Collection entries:
- - - -
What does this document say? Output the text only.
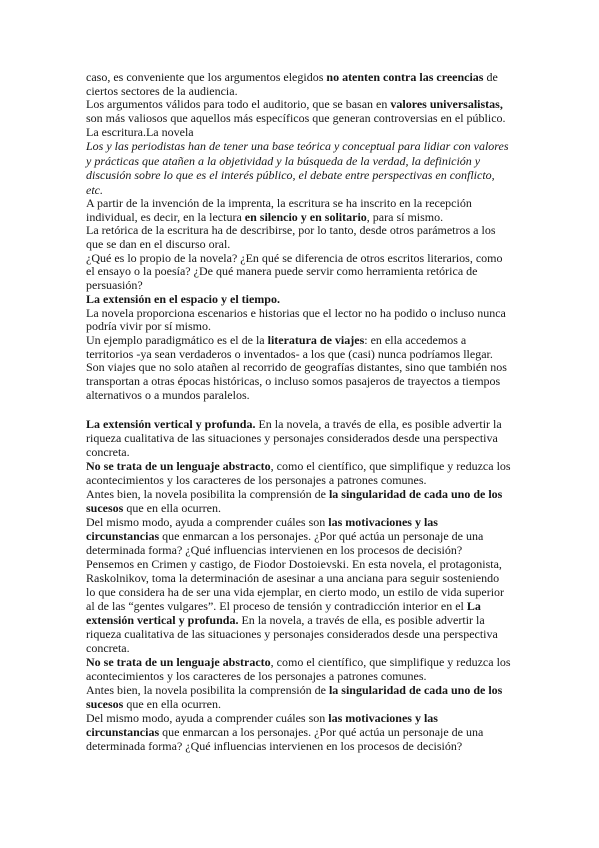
caso, es conveniente que los argumentos elegidos no atenten contra las creencias de
ciertos sectores de la audiencia.
Los argumentos válidos para todo el auditorio, que se basan en valores universalistas,
son más valiosos que aquellos más específicos que generan controversias en el público.
La escritura.La novela
Los y las periodistas han de tener una base teórica y conceptual para lidiar con valores
y prácticas que atañen a la objetividad y la búsqueda de la verdad, la definición y
discusión sobre lo que es el interés público, el debate entre perspectivas en conflicto,
etc.
A partir de la invención de la imprenta, la escritura se ha inscrito en la recepción
individual, es decir, en la lectura en silencio y en solitario, para sí mismo.
La retórica de la escritura ha de describirse, por lo tanto, desde otros parámetros a los
que se dan en el discurso oral.
¿Qué es lo propio de la novela? ¿En qué se diferencia de otros escritos literarios, como
el ensayo o la poesía? ¿De qué manera puede servir como herramienta retórica de
persuasión?
La extensión en el espacio y el tiempo.
La novela proporciona escenarios e historias que el lector no ha podido o incluso nunca
podría vivir por sí mismo.
Un ejemplo paradigmático es el de la literatura de viajes: en ella accedemos a
territorios -ya sean verdaderos o inventados- a los que (casi) nunca podríamos llegar.
Son viajes que no solo atañen al recorrido de geografías distantes, sino que también nos
transportan a otras épocas históricas, o incluso somos pasajeros de trayectos a tiempos
alternativos o a mundos paralelos.
La extensión vertical y profunda. En la novela, a través de ella, es posible advertir la
riqueza cualitativa de las situaciones y personajes considerados desde una perspectiva
concreta.
No se trata de un lenguaje abstracto, como el científico, que simplifique y reduzca los
acontecimientos y los caracteres de los personajes a patrones comunes.
Antes bien, la novela posibilita la comprensión de la singularidad de cada uno de los
sucesos que en ella ocurren.
Del mismo modo, ayuda a comprender cuáles son las motivaciones y las
circunstancias que enmarcan a los personajes. ¿Por qué actúa un personaje de una
determinada forma? ¿Qué influencias intervienen en los procesos de decisión?
Pensemos en Crimen y castigo, de Fiodor Dostoievski. En esta novela, el protagonista,
Raskolnikov, toma la determinación de asesinar a una anciana para seguir sosteniendo
lo que considera ha de ser una vida ejemplar, en cierto modo, un estilo de vida superior
al de las “gentes vulgares”. El proceso de tensión y contradicción interior en el La
extensión vertical y profunda. En la novela, a través de ella, es posible advertir la
riqueza cualitativa de las situaciones y personajes considerados desde una perspectiva
concreta.
No se trata de un lenguaje abstracto, como el científico, que simplifique y reduzca los
acontecimientos y los caracteres de los personajes a patrones comunes.
Antes bien, la novela posibilita la comprensión de la singularidad de cada uno de los
sucesos que en ella ocurren.
Del mismo modo, ayuda a comprender cuáles son las motivaciones y las
circunstancias que enmarcan a los personajes. ¿Por qué actúa un personaje de una
determinada forma? ¿Qué influencias intervienen en los procesos de decisión?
- - - -
# Given request
With the pictures omitted, reproduce the records in full and exactly.

# Task solution
What does this document say? Output the text only.
caso, es conveniente que los argumentos elegidos no atenten contra las creencias de
ciertos sectores de la audiencia.
Los argumentos válidos para todo el auditorio, que se basan en valores universalistas,
son más valiosos que aquellos más específicos que generan controversias en el público.
La escritura.La novela
Los y las periodistas han de tener una base teórica y conceptual para lidiar con valores
y prácticas que atañen a la objetividad y la búsqueda de la verdad, la definición y
discusión sobre lo que es el interés público, el debate entre perspectivas en conflicto,
etc.
A partir de la invención de la imprenta, la escritura se ha inscrito en la recepción
individual, es decir, en la lectura en silencio y en solitario, para sí mismo.
La retórica de la escritura ha de describirse, por lo tanto, desde otros parámetros a los
que se dan en el discurso oral.
¿Qué es lo propio de la novela? ¿En qué se diferencia de otros escritos literarios, como
el ensayo o la poesía? ¿De qué manera puede servir como herramienta retórica de
persuasión?
La extensión en el espacio y el tiempo.
La novela proporciona escenarios e historias que el lector no ha podido o incluso nunca
podría vivir por sí mismo.
Un ejemplo paradigmático es el de la literatura de viajes: en ella accedemos a
territorios -ya sean verdaderos o inventados- a los que (casi) nunca podríamos llegar.
Son viajes que no solo atañen al recorrido de geografías distantes, sino que también nos
transportan a otras épocas históricas, o incluso somos pasajeros de trayectos a tiempos
alternativos o a mundos paralelos.
La extensión vertical y profunda. En la novela, a través de ella, es posible advertir la
riqueza cualitativa de las situaciones y personajes considerados desde una perspectiva
concreta.
No se trata de un lenguaje abstracto, como el científico, que simplifique y reduzca los
acontecimientos y los caracteres de los personajes a patrones comunes.
Antes bien, la novela posibilita la comprensión de la singularidad de cada uno de los
sucesos que en ella ocurren.
Del mismo modo, ayuda a comprender cuáles son las motivaciones y las
circunstancias que enmarcan a los personajes. ¿Por qué actúa un personaje de una
determinada forma? ¿Qué influencias intervienen en los procesos de decisión?
Pensemos en Crimen y castigo, de Fiodor Dostoievski. En esta novela, el protagonista,
Raskolnikov, toma la determinación de asesinar a una anciana para seguir sosteniendo
lo que considera ha de ser una vida ejemplar, en cierto modo, un estilo de vida superior
al de las “gentes vulgares”. El proceso de tensión y contradicción interior en el La
extensión vertical y profunda. En la novela, a través de ella, es posible advertir la
riqueza cualitativa de las situaciones y personajes considerados desde una perspectiva
concreta.
No se trata de un lenguaje abstracto, como el científico, que simplifique y reduzca los
acontecimientos y los caracteres de los personajes a patrones comunes.
Antes bien, la novela posibilita la comprensión de la singularidad de cada uno de los
sucesos que en ella ocurren.
Del mismo modo, ayuda a comprender cuáles son las motivaciones y las
circunstancias que enmarcan a los personajes. ¿Por qué actúa un personaje de una
determinada forma? ¿Qué influencias intervienen en los procesos de decisión?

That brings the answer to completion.